TO DO:
1. Using the project summary, decide whether each statement agrees with it: (a) the project period ends on August 31, 2003; (b) EPA establishes and manages the subproject; (c) the institution is Alfred University. Answer yes or no for each, and quote the words of the project summary that settle it.
2. Quote the project summary word for word from "Center Director: Earl, David" to "Hluchy, Michele M.".
3. According to the project summary, which center is the project part of?

PASSAGE:
____

Correlating Clay Mineralogy with Performance: Reducing Manufacturing Waste Through Improved Understanding

EPA Grant Number: R828737C009
Subproject: this is subproject number 009 , established and managed by the Center Director under grant R830420
(EPA does not fund or establish subprojects; EPA awards and manages the overall grant for this center).

Center: Center for Environmental and Energy Research (CEER)
Center Director: Earl, David A.
Title: Correlating Clay Mineralogy with Performance: Reducing Manufacturing Waste Through Improved Understanding
Investigators: Carty, William , Hluchy, Michele M.
Institution: Alfred University
EPA Project Officer: Hahn, Intaek
Project Period: September 1, 2001 through August 31, 2003
RFA: Targeted Research Center (2000) Recipients Lists
Research Category: Targeted Research

Objective:

This project will systematically evaluate a series of commercial clays used as raw materials for manufacturing. We will use a variety of analytical techniques for characterizing the raw materials and behavior of the clays in aqueous suspensions, including x-ray diffraction, chemical analysis, zeta-potential measurements, differential thermal analysis, thermogravimetric analysis, and electron microscopy. The data that are generated will be used to develop a correlation between mineralogy and suspension behavior, thus providing the basis for improved efficiency in manufacturing processes that heavily rely on clays, such as traditional ceramics (i.e. dinnerware, high tension electrical insulators, etc.) and the production of coated paper. Our results will help manufacturers significantly reduce loss rates during manufacturing processes and reduce emissions of pollutants generated during the manufacturing process.

____

INFORMATION PROVIDED:
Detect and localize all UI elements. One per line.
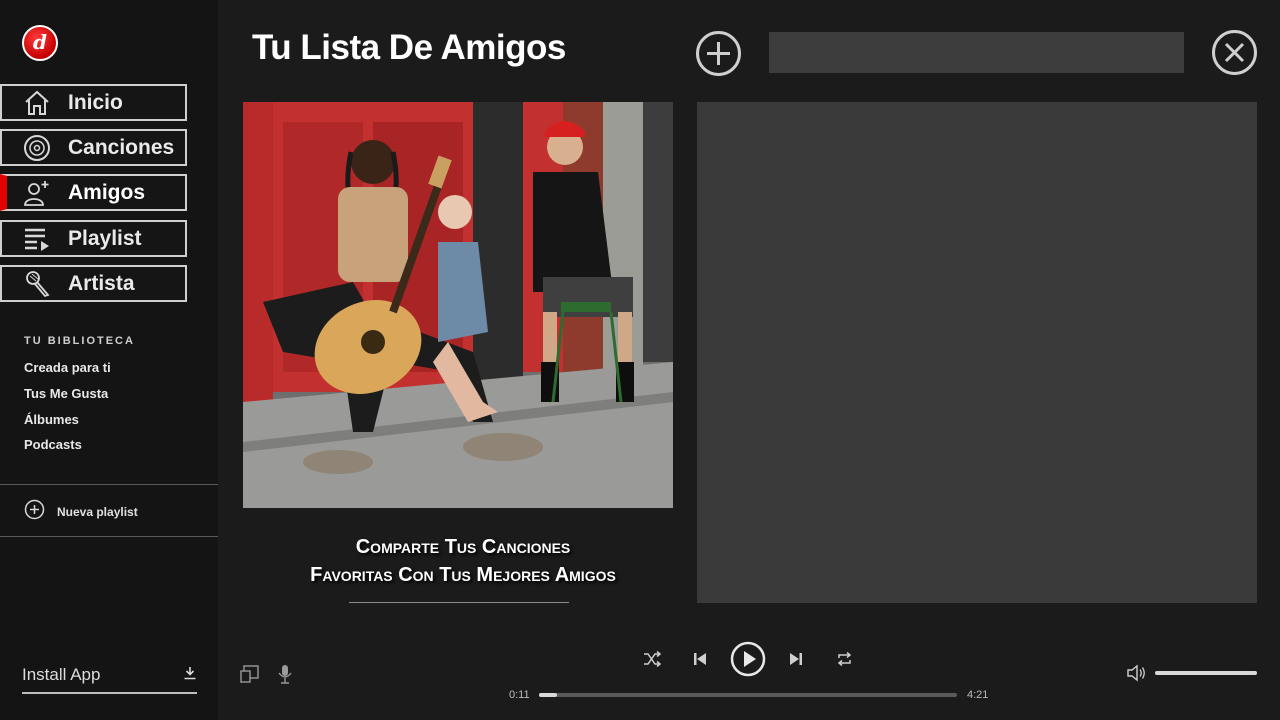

____

RESPONSES BY TASK:
1.
(a) Yes: "September 1, 2001 through August 31, 2003"
(b) No: "EPA does not fund or establish subprojects"
(c) Yes: "Institution: Alfred University"

2.
Center Director: Earl, David A.
Title: Correlating Clay Mineralogy with Performance: Reducing Manufacturing Waste Through Improved Understanding
Investigators: Carty, William , Hluchy, Michele M.

3. The Center for Environmental and Energy Research (CEER).